SELECTED TEXT.
--- Start ---

Hadoop Ingestion in Druid 0.15

Hi,
Iam ingesting data from hdfs (tutorial sample provided with Druid 0.15.

Iam trying it on HDP 3.1 (HDFS, YARN & MR).

Attached ingest spec - wikipedia-index-hadoop.json.

After submitting task, iam able to see a job getting submitted in YARN. Attached logs (druid_yarn_2.8.3.txt, druid_task_log_2.8.3.txt). Iam getting error

org.apache.hadoop.yarn.exceptions.YarnRuntimeException: java.lang.NumberFormatException: For input string: “30s”

I couldnt find any answers to the issues, so i thought since iam using HDP 3.1 (Hadoop 3.1), may be i need to change the hadoop client.

So i copied hadoop client 3.1.1 in “hadoop-dependencies” folder and also modified input spec to use 3.1.1. Now iam getting different error (druid_task_log_3.1.1.txt).

The task is not even getting submitted to YARN.

Can somebody please help.

Thanks in advance.

wikipedia-index-hadoop.json (2.37 KB)

druid_task_log_2.8.3.txt (270 KB)

druid_task_log_3.1.1.txt (223 KB)

druid_yarn_2.8.3.txt (4.46 KB)

Did you check the following?

[2019-07-12 14:07:58.112]Container exited with a non-zero exit code 1. Error file: prelaunch.err.

Last 4096 bytes of prelaunch.err :

Last 4096 bytes of stderr :

SLF4J: Class path contains multiple SLF4J bindings.

SLF4J: Found binding in [jar:file:/hadoop/yarn/local/filecache/133/log4j-slf4j-impl-2.5.jar!/org/slf4j/impl/StaticLoggerBinder.class]

SLF4J: Found binding in [jar:file:/hadoop/yarn/local/filecache/24/mapreduce.tar.gz/hadoop/share/hadoop/common/lib/slf4j-log4j12-1.7.25.jar!/org/slf4j/impl/StaticLoggerBinder.class]

SLF4J: See http://www.slf4j.org/codes.html#multiple_bindings for an explanation.

SLF4J: Actual binding is of type [org.apache.logging.slf4j.Log4jLoggerFactory]

ERROR StatusLogger No log4j2 configuration file found. Using default configuration: logging only errors to the console.

Eric Graham

Solutions Engineer -** **Imply

**cell: **303-589-4581

email: eric.graham@imply.io

www.imply.io

Hi Lakshmi:

Can you also try adding

“mapreduce.job.user.classpath.first”: “true”,

“mapreduce.job.classloader.system.classes”: “-javax.validation.,java.,javax.,org.apache.commons.logging.,org.apache.log4j.,org.apache.hadoop.”

to your tunning config -> job properties ?

Hi Ming,

Thanks for your response.

The config entry “mapreduce.job.user.classpath.first” was already present. I added the second one you suggested. But still no luck.

Attaching the ingest spec ( wikipedia-index-hadoop.json) and the yarn log (wikipedia-index-hadoop-yarn.log), in case if that gives any clue for the issue.

Can you please help. Thanks in advance.

Regards, Chari.

wikipedia-index-hadoop.json (2.5 KB)

wikipedia-index-hadoop-yarn.log (207 KB)

--- End ---

REQUEST A. Quote the listing word for word, starting with its first line and going on through the line that contains "The 2MP2M contact 2 is at (582, 316).".

PROVIDED MATERIAL.
--- Start ---

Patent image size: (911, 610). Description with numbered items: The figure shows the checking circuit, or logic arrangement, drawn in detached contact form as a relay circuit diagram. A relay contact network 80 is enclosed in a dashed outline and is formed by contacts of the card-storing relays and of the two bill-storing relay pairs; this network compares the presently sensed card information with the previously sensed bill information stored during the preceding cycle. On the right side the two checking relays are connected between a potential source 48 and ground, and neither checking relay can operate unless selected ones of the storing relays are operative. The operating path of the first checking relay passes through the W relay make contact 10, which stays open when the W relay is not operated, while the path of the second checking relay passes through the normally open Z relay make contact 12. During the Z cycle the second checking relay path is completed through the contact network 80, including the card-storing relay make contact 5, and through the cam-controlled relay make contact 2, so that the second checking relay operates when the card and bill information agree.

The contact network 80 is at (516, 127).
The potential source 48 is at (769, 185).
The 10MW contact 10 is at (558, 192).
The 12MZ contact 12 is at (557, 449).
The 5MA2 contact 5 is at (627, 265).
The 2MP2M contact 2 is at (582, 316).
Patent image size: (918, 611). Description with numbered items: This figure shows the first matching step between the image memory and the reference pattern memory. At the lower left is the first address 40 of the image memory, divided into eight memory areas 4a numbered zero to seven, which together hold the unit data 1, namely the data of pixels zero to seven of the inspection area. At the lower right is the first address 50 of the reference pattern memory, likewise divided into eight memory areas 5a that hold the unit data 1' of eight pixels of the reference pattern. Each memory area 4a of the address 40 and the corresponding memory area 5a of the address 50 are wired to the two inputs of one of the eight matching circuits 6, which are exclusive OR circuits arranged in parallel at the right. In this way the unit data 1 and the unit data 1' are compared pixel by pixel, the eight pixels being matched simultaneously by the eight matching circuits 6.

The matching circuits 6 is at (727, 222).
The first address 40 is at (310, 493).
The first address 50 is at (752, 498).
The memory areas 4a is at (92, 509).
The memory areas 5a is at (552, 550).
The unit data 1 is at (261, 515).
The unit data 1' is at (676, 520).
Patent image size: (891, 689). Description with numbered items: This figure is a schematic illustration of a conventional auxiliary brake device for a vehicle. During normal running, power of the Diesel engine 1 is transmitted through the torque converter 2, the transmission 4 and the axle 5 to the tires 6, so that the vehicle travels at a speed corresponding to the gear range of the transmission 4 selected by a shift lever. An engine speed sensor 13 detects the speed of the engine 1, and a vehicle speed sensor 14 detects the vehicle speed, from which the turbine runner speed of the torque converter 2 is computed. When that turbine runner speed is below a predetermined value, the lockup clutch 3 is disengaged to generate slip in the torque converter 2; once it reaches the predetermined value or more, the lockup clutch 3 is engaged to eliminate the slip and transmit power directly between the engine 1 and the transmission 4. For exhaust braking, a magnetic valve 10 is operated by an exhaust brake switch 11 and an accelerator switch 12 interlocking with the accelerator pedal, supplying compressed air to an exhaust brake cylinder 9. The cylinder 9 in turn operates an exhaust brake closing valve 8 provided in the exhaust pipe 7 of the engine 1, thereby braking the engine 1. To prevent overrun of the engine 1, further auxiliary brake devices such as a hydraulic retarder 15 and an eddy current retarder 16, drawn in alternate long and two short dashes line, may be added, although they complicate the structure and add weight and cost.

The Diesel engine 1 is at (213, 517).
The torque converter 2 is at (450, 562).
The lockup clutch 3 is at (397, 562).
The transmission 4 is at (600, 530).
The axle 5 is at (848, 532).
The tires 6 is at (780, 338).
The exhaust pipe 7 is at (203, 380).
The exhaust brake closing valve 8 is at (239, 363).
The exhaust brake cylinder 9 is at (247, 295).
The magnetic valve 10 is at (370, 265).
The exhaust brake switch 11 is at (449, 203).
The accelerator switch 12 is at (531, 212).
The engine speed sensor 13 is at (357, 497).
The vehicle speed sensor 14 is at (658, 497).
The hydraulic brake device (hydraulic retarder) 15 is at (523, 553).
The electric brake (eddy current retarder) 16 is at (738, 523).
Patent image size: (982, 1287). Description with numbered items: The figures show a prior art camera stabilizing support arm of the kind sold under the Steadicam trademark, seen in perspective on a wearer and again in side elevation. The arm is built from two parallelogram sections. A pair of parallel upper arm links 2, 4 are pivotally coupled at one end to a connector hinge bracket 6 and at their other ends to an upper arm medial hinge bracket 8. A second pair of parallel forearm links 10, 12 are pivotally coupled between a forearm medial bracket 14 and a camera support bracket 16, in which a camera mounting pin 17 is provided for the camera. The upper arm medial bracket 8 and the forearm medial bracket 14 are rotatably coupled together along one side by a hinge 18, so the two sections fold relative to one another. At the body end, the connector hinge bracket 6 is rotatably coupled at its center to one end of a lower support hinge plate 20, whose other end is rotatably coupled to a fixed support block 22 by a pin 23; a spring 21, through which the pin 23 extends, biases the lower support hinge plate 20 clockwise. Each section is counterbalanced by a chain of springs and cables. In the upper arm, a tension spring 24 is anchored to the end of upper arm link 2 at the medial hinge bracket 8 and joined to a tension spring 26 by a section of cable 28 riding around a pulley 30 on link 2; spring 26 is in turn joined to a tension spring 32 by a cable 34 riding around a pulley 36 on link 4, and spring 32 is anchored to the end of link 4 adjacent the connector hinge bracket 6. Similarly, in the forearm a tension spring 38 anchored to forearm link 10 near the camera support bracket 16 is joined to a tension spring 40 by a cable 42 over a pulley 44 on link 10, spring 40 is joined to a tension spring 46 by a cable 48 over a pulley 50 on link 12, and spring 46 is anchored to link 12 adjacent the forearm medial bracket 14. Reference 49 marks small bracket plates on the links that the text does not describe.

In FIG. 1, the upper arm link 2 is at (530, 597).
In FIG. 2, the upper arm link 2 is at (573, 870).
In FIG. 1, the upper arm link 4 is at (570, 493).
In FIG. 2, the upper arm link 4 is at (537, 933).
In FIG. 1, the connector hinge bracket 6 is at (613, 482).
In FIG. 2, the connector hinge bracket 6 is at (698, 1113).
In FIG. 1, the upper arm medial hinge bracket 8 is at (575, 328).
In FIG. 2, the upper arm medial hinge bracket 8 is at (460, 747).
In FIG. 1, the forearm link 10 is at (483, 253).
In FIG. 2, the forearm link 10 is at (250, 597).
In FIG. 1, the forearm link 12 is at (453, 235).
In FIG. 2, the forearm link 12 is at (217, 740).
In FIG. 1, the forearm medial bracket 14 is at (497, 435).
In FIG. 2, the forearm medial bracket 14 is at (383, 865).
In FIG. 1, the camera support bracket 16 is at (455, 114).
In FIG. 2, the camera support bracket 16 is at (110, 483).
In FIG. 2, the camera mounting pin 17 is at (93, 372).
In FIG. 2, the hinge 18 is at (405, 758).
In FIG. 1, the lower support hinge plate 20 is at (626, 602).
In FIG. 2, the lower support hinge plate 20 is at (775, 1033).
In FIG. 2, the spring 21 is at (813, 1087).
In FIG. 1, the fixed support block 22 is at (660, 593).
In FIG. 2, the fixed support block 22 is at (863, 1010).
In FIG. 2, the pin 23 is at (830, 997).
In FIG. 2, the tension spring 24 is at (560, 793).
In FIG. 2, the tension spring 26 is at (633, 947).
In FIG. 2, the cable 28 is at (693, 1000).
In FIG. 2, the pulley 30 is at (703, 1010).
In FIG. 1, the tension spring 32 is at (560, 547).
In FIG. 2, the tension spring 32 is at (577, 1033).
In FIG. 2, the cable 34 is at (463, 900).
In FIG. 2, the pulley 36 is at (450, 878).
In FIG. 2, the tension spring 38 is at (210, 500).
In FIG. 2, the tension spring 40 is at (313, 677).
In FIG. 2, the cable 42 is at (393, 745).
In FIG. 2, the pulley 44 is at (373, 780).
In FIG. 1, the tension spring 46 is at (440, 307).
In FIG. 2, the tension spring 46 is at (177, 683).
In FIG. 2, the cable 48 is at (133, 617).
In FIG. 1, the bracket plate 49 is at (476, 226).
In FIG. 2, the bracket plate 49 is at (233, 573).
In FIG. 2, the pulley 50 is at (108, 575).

--- End ---

REQUEST B. Print the part of the Druid ingestion thread starting with "email: eric.graham@imply.io" and going on through "job properties ?", exactly as it appears.

WRITTEN REPLY A.
Patent image size: (911, 610). Description with numbered items: The figure shows the checking circuit, or logic arrangement, drawn in detached contact form as a relay circuit diagram. A relay contact network 80 is enclosed in a dashed outline and is formed by contacts of the card-storing relays and of the two bill-storing relay pairs; this network compares the presently sensed card information with the previously sensed bill information stored during the preceding cycle. On the right side the two checking relays are connected between a potential source 48 and ground, and neither checking relay can operate unless selected ones of the storing relays are operative. The operating path of the first checking relay passes through the W relay make contact 10, which stays open when the W relay is not operated, while the path of the second checking relay passes through the normally open Z relay make contact 12. During the Z cycle the second checking relay path is completed through the contact network 80, including the card-storing relay make contact 5, and through the cam-controlled relay make contact 2, so that the second checking relay operates when the card and bill information agree.

The contact network 80 is at (516, 127).
The potential source 48 is at (769, 185).
The 10MW contact 10 is at (558, 192).
The 12MZ contact 12 is at (557, 449).
The 5MA2 contact 5 is at (627, 265).
The 2MP2M contact 2 is at (582, 316).

WRITTEN REPLY B.
email: eric.graham@imply.io

www.imply.io

Hi Lakshmi:

Can you also try adding

“mapreduce.job.user.classpath.first”: “true”,

“mapreduce.job.classloader.system.classes”: “-javax.validation.,java.,javax.,org.apache.commons.logging.,org.apache.log4j.,org.apache.hadoop.”

to your tunning config -> job properties ?